Records
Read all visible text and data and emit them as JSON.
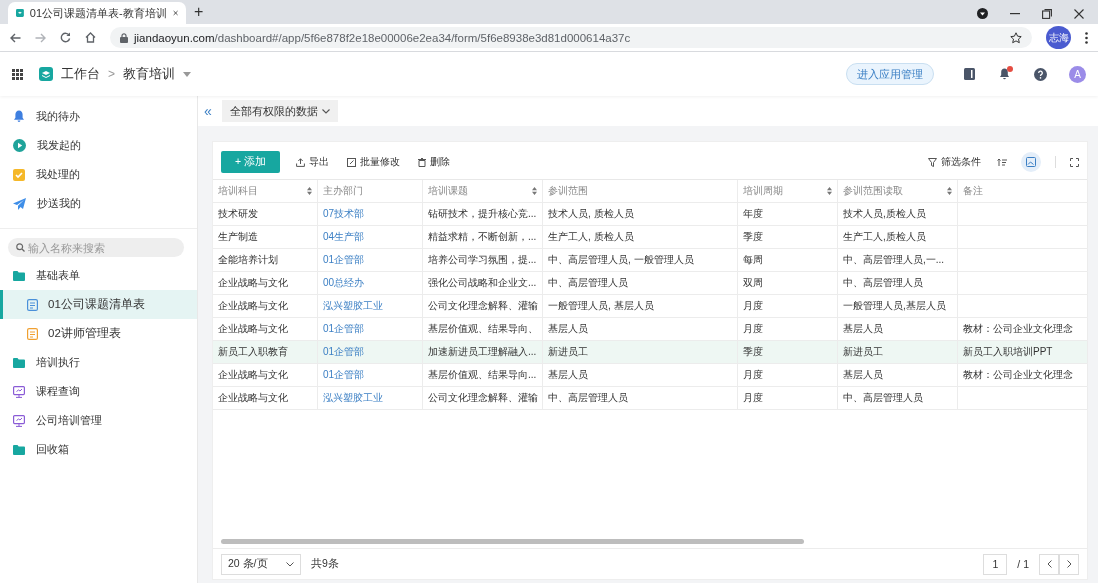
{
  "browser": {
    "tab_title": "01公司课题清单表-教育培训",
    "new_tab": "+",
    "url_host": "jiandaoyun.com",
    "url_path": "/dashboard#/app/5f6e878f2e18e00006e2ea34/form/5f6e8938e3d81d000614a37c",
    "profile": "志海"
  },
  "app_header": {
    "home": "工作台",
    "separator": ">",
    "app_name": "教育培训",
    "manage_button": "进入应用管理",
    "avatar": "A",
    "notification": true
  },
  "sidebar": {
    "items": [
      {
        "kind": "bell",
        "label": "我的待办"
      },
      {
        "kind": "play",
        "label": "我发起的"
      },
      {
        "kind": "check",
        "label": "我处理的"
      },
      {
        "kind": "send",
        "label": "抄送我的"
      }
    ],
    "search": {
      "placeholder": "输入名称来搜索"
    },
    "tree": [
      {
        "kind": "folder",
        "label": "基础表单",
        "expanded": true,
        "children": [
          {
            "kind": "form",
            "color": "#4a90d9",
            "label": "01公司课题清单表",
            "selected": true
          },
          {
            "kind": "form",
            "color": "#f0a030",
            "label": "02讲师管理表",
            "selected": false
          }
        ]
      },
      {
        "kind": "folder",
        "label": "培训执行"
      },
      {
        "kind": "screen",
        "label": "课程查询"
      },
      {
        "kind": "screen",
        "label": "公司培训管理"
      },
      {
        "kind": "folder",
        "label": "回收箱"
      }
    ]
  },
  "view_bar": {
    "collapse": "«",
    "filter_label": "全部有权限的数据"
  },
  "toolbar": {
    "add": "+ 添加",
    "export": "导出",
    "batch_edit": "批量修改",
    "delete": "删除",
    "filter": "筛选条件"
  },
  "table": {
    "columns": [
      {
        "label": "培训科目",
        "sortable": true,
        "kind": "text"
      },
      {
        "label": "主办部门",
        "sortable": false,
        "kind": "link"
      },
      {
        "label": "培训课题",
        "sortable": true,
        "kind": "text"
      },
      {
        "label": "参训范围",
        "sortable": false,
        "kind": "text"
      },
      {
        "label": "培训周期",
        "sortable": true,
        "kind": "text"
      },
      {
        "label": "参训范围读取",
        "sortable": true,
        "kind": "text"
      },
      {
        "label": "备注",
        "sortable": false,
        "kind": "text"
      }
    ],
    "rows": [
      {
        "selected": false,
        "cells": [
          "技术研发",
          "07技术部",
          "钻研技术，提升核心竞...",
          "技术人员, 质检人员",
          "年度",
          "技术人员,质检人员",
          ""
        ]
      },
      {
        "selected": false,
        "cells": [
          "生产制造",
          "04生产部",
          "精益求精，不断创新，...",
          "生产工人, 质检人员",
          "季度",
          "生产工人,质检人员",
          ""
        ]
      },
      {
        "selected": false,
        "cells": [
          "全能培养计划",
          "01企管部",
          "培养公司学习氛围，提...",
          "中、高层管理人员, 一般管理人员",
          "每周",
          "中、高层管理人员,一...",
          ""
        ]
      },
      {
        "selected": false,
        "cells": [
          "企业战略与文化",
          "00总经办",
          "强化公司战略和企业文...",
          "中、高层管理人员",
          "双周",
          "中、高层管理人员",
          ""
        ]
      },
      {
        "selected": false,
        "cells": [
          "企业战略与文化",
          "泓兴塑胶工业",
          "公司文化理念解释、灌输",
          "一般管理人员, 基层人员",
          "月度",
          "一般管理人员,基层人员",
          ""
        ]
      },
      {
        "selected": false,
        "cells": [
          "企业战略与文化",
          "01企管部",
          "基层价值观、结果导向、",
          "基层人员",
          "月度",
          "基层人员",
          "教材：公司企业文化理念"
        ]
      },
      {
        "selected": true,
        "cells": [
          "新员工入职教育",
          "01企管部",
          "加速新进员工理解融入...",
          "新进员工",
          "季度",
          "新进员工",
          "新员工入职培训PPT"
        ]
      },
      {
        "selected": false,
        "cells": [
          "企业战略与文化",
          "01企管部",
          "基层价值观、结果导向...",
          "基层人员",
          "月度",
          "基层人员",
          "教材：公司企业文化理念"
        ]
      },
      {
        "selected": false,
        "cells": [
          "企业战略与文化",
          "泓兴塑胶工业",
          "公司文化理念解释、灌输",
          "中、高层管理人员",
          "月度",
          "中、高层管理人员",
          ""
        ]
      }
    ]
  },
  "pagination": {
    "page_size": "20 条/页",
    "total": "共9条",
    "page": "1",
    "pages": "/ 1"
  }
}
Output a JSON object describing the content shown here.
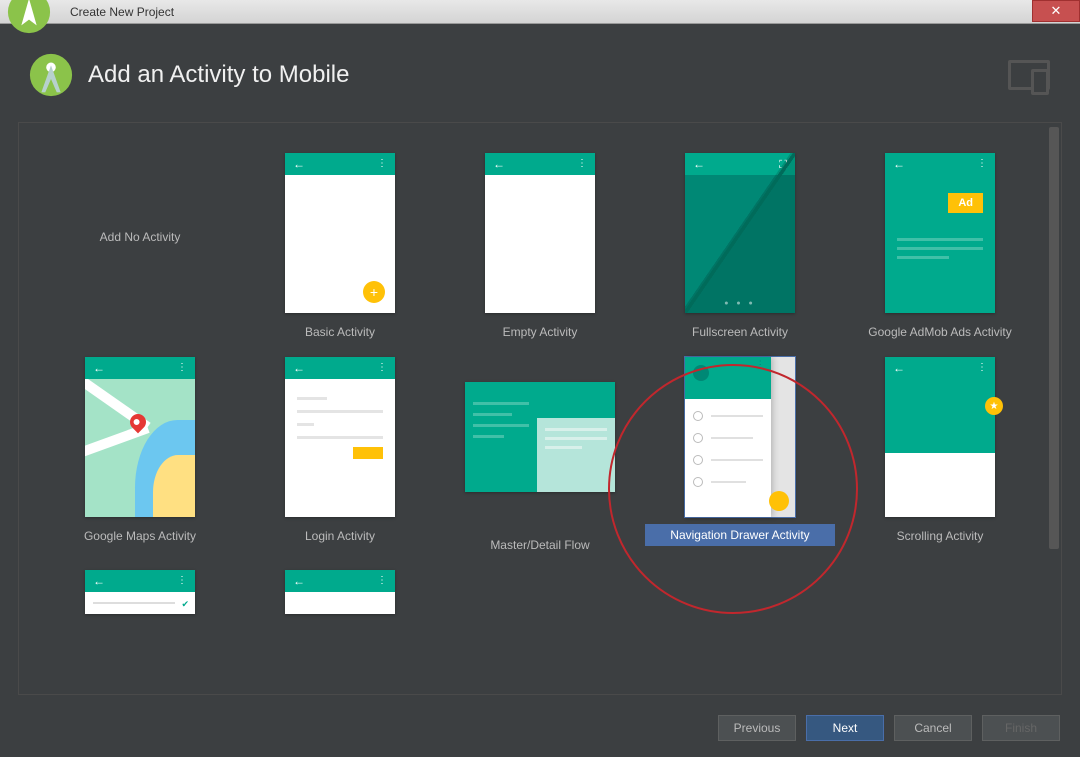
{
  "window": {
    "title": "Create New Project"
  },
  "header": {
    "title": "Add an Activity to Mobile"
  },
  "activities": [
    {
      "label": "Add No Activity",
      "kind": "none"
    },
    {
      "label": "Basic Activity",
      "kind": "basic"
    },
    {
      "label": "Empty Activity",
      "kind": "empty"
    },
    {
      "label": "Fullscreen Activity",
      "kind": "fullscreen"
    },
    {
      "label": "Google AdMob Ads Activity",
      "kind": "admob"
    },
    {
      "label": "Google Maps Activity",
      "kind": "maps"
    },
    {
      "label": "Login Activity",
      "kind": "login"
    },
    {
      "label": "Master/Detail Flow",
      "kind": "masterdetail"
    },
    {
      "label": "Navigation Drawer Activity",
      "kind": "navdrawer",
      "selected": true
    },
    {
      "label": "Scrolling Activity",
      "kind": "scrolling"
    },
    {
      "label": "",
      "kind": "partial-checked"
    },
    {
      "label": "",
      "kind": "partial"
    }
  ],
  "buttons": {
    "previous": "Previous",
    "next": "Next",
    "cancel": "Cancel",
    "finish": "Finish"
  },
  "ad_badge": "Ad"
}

● To do: Copy out every line of the listing that includes the string "JSON".

● Worked answer:
Read all visible text and data and emit them as JSON.
Output a JSON object describing the content shown here.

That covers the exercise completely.